**Do this**
Restate the records in their entirety, word for word.

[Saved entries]
»»

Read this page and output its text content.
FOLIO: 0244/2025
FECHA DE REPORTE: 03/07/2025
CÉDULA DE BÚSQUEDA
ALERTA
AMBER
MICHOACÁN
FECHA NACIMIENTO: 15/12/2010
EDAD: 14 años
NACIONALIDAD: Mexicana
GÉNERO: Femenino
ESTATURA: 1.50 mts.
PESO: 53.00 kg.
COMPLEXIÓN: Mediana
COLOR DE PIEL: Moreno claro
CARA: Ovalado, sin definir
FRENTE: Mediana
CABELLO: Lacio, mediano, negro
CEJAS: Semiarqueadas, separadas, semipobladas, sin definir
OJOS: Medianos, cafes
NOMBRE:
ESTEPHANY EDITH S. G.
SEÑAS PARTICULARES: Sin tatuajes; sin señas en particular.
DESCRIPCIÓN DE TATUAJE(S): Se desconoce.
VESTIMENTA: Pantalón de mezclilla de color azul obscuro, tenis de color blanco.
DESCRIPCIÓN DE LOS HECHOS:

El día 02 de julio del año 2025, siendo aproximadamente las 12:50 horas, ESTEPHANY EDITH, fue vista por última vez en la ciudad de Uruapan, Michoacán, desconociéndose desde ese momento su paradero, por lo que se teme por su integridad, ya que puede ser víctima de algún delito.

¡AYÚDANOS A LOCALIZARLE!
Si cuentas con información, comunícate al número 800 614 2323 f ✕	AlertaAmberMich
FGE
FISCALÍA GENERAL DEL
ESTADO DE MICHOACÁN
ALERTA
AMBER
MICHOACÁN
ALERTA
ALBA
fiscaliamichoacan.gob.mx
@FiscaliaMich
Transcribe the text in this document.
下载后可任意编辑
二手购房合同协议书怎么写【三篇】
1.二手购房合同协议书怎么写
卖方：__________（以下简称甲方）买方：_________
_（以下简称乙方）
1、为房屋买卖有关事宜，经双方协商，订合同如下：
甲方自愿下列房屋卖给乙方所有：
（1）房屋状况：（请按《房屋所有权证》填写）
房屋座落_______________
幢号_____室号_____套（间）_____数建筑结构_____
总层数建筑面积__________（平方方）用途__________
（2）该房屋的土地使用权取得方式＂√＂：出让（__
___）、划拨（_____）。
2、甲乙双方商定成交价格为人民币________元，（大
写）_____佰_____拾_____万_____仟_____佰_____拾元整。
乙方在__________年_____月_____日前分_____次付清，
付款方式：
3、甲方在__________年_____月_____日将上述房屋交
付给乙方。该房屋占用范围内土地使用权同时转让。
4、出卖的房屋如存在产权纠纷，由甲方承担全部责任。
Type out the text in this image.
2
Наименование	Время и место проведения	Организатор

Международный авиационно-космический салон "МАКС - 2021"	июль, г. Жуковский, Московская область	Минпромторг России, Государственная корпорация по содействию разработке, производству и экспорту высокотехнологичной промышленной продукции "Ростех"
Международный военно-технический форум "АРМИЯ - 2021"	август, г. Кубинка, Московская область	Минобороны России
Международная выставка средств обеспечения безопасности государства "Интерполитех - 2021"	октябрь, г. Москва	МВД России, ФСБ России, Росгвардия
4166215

««

**Reply to the task**
Read this page and output its text content.
FOLIO: 0244/2025
FECHA DE REPORTE: 03/07/2025
CÉDULA DE BÚSQUEDA
ALERTA
AMBER
MICHOACÁN
FECHA NACIMIENTO: 15/12/2010
EDAD: 14 años
NACIONALIDAD: Mexicana
GÉNERO: Femenino
ESTATURA: 1.50 mts.
PESO: 53.00 kg.
COMPLEXIÓN: Mediana
COLOR DE PIEL: Moreno claro
CARA: Ovalado, sin definir
FRENTE: Mediana
CABELLO: Lacio, mediano, negro
CEJAS: Semiarqueadas, separadas, semipobladas, sin definir
OJOS: Medianos, cafes
NOMBRE:
ESTEPHANY EDITH S. G.
SEÑAS PARTICULARES: Sin tatuajes; sin señas en particular.
DESCRIPCIÓN DE TATUAJE(S): Se desconoce.
VESTIMENTA: Pantalón de mezclilla de color azul obscuro, tenis de color blanco.
DESCRIPCIÓN DE LOS HECHOS:

El día 02 de julio del año 2025, siendo aproximadamente las 12:50 horas, ESTEPHANY EDITH, fue vista por última vez en la ciudad de Uruapan, Michoacán, desconociéndose desde ese momento su paradero, por lo que se teme por su integridad, ya que puede ser víctima de algún delito.

¡AYÚDANOS A LOCALIZARLE!
Si cuentas con información, comunícate al número 800 614 2323 f ✕	AlertaAmberMich
FGE
FISCALÍA GENERAL DEL
ESTADO DE MICHOACÁN
ALERTA
AMBER
MICHOACÁN
ALERTA
ALBA
fiscaliamichoacan.gob.mx
@FiscaliaMich
Transcribe the text in this document.
下载后可任意编辑
二手购房合同协议书怎么写【三篇】
1.二手购房合同协议书怎么写
卖方：__________（以下简称甲方）买方：_________
_（以下简称乙方）
1、为房屋买卖有关事宜，经双方协商，订合同如下：
甲方自愿下列房屋卖给乙方所有：
（1）房屋状况：（请按《房屋所有权证》填写）
房屋座落_______________
幢号_____室号_____套（间）_____数建筑结构_____
总层数建筑面积__________（平方方）用途__________
（2）该房屋的土地使用权取得方式＂√＂：出让（__
___）、划拨（_____）。
2、甲乙双方商定成交价格为人民币________元，（大
写）_____佰_____拾_____万_____仟_____佰_____拾元整。
乙方在__________年_____月_____日前分_____次付清，
付款方式：
3、甲方在__________年_____月_____日将上述房屋交
付给乙方。该房屋占用范围内土地使用权同时转让。
4、出卖的房屋如存在产权纠纷，由甲方承担全部责任。
Type out the text in this image.
2
Наименование	Время и место проведения	Организатор

Международный авиационно-космический салон "МАКС - 2021"	июль, г. Жуковский, Московская область	Минпромторг России, Государственная корпорация по содействию разработке, производству и экспорту высокотехнологичной промышленной продукции "Ростех"
Международный военно-технический форум "АРМИЯ - 2021"	август, г. Кубинка, Московская область	Минобороны России
Международная выставка средств обеспечения безопасности государства "Интерполитех - 2021"	октябрь, г. Москва	МВД России, ФСБ России, Росгвардия
4166215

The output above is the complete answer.